> _Description of the task_: Find and return each line containing "dans".

Source data:

········

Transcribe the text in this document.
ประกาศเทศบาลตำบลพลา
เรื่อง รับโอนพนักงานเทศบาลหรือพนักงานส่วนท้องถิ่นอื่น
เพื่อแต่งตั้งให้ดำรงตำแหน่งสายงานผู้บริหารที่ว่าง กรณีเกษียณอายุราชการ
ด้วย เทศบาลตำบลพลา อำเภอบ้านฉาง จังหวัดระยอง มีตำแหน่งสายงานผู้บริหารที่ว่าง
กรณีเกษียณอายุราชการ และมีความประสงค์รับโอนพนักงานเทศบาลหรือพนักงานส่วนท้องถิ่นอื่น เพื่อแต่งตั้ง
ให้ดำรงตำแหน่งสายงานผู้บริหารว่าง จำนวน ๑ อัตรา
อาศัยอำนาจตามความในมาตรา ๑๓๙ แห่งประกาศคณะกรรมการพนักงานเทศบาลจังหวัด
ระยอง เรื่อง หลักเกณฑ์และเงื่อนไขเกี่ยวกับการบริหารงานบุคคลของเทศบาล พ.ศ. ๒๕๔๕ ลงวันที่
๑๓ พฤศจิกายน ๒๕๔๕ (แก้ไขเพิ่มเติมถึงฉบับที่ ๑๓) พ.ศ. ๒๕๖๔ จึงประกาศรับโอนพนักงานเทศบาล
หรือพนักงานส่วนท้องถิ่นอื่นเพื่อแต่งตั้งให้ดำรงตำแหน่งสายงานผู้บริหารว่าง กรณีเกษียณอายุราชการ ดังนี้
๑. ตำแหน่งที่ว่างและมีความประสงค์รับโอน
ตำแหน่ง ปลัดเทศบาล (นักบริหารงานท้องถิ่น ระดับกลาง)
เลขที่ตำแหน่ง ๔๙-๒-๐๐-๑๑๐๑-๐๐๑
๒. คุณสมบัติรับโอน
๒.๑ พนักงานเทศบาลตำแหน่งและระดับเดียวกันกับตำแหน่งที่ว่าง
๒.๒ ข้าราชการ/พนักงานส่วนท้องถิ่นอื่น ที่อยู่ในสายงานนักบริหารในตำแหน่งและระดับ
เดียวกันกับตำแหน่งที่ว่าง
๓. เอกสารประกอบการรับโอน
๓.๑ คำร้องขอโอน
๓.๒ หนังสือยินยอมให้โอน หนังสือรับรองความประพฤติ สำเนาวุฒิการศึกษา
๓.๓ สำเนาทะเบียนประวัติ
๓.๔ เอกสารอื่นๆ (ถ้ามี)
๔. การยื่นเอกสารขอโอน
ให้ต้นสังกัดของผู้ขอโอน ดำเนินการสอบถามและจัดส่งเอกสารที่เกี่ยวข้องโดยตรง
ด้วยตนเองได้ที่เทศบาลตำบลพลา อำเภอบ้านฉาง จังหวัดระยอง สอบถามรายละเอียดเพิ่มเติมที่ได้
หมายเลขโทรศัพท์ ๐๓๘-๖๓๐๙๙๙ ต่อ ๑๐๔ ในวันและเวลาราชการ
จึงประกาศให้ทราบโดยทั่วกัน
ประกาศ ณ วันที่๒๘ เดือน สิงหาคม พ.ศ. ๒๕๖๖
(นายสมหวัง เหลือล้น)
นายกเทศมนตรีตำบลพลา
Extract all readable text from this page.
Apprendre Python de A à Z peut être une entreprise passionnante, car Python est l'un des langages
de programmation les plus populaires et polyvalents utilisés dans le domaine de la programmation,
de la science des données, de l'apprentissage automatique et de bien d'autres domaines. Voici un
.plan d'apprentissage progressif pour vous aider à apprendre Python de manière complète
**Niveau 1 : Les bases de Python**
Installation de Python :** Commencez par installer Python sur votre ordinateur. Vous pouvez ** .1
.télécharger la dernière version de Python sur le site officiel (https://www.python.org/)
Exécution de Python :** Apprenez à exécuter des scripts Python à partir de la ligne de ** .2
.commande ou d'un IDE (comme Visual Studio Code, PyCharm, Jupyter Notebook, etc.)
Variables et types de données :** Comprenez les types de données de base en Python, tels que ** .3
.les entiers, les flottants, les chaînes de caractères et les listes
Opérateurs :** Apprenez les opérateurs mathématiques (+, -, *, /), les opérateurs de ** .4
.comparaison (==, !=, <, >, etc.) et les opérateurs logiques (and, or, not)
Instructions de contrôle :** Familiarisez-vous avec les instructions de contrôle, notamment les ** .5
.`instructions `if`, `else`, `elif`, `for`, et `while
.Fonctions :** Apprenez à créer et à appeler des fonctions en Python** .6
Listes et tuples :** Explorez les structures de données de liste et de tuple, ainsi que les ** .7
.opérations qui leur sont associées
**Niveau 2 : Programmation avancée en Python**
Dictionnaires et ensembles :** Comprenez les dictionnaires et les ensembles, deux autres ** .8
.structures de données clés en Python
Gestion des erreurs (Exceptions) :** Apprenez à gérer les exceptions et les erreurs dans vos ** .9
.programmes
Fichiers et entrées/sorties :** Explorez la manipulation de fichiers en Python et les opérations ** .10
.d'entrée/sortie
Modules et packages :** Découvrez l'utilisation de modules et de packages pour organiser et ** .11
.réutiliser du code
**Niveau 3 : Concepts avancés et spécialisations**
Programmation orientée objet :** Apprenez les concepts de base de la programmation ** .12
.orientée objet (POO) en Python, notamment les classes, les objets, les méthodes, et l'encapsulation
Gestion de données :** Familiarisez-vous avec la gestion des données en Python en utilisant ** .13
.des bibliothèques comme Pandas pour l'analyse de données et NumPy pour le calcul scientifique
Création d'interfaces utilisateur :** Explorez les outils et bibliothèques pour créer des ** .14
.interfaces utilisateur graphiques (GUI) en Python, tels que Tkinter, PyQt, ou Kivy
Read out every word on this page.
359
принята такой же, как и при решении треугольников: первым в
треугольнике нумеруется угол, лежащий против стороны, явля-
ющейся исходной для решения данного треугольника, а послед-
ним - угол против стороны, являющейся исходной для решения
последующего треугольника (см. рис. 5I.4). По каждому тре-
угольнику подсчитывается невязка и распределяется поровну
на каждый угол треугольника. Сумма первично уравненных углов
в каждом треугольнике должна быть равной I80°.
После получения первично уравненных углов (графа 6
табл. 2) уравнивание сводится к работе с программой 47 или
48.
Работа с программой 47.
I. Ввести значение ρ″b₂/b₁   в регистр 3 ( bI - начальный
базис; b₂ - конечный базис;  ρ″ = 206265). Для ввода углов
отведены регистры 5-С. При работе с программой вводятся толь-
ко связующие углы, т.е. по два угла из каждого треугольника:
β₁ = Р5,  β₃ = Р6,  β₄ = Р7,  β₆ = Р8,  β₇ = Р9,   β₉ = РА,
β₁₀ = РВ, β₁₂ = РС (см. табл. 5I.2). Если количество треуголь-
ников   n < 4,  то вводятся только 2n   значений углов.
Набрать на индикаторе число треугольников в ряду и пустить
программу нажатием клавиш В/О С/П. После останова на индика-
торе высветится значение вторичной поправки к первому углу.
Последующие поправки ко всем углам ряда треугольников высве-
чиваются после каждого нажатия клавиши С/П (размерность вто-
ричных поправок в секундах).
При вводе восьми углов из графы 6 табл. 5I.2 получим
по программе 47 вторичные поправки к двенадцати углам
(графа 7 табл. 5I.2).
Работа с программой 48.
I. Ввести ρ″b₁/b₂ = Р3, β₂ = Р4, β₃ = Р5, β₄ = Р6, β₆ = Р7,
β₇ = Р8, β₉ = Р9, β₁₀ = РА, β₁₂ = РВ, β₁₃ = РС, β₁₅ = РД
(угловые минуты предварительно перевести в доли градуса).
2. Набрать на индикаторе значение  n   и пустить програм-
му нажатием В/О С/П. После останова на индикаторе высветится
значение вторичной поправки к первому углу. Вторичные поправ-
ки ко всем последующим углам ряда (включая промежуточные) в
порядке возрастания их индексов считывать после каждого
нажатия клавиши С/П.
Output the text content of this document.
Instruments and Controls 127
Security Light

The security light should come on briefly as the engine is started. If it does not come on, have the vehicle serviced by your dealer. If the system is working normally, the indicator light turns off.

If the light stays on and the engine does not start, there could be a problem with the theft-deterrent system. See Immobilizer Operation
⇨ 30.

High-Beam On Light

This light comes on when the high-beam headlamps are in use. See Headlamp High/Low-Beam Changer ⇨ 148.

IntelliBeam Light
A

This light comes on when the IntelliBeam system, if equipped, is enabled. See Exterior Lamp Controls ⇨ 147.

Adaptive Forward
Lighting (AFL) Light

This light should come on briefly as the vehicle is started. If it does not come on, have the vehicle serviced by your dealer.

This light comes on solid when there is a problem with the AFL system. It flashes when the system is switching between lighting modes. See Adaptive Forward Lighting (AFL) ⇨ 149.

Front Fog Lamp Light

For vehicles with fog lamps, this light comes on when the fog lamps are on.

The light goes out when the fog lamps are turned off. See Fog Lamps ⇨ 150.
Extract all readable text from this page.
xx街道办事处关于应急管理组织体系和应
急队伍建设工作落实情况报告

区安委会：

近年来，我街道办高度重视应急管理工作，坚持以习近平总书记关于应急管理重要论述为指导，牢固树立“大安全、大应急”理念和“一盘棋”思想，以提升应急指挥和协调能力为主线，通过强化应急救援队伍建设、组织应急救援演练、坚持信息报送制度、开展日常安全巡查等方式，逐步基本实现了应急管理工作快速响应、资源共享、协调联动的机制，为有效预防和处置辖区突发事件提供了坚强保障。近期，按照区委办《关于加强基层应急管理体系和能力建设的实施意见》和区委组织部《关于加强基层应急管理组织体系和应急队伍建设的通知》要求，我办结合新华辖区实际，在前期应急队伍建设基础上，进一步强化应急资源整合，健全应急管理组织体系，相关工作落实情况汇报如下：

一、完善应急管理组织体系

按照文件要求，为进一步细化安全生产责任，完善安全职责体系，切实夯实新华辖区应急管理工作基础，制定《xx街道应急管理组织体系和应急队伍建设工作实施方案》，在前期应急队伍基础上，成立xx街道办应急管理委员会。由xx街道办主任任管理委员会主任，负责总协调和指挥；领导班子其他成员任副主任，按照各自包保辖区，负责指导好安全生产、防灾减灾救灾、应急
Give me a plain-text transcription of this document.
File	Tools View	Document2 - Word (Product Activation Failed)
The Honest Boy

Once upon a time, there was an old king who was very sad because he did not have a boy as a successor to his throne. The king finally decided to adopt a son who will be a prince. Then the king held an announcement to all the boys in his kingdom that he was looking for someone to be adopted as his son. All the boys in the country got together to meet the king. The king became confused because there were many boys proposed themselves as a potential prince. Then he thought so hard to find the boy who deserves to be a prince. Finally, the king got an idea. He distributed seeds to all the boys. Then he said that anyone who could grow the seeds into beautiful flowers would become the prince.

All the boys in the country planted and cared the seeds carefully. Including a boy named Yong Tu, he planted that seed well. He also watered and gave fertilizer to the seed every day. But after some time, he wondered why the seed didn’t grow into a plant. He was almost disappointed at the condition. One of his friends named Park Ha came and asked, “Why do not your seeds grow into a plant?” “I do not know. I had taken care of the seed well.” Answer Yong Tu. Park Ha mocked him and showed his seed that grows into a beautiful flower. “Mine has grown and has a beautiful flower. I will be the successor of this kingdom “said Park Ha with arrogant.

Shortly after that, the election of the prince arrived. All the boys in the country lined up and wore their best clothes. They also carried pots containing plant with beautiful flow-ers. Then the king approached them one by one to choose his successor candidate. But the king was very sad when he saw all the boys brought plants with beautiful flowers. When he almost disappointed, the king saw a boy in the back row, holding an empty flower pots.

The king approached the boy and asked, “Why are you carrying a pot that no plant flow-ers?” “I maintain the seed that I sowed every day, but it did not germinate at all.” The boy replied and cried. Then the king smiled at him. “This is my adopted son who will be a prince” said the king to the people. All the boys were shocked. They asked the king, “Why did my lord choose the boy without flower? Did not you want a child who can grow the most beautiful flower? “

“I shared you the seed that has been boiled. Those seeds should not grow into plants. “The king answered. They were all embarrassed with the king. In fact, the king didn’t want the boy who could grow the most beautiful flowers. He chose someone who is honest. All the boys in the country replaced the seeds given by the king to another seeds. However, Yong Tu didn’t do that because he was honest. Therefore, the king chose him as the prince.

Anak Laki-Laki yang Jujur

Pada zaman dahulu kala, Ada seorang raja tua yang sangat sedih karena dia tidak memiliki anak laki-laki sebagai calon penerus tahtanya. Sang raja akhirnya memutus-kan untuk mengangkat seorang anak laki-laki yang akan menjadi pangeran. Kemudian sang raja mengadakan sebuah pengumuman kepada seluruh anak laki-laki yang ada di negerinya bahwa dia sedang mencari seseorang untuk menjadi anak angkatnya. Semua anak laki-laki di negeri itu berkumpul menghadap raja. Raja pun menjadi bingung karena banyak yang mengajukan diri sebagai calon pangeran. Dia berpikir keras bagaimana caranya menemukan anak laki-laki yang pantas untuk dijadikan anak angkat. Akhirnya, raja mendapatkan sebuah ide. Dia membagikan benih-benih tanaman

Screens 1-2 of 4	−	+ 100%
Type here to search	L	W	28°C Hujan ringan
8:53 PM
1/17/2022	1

········

> _Output below_:
de programmation les plus populaires et polyvalents utilisés dans le domaine de la programmation,
Gestion des erreurs (Exceptions) :** Apprenez à gérer les exceptions et les erreurs dans vos ** .9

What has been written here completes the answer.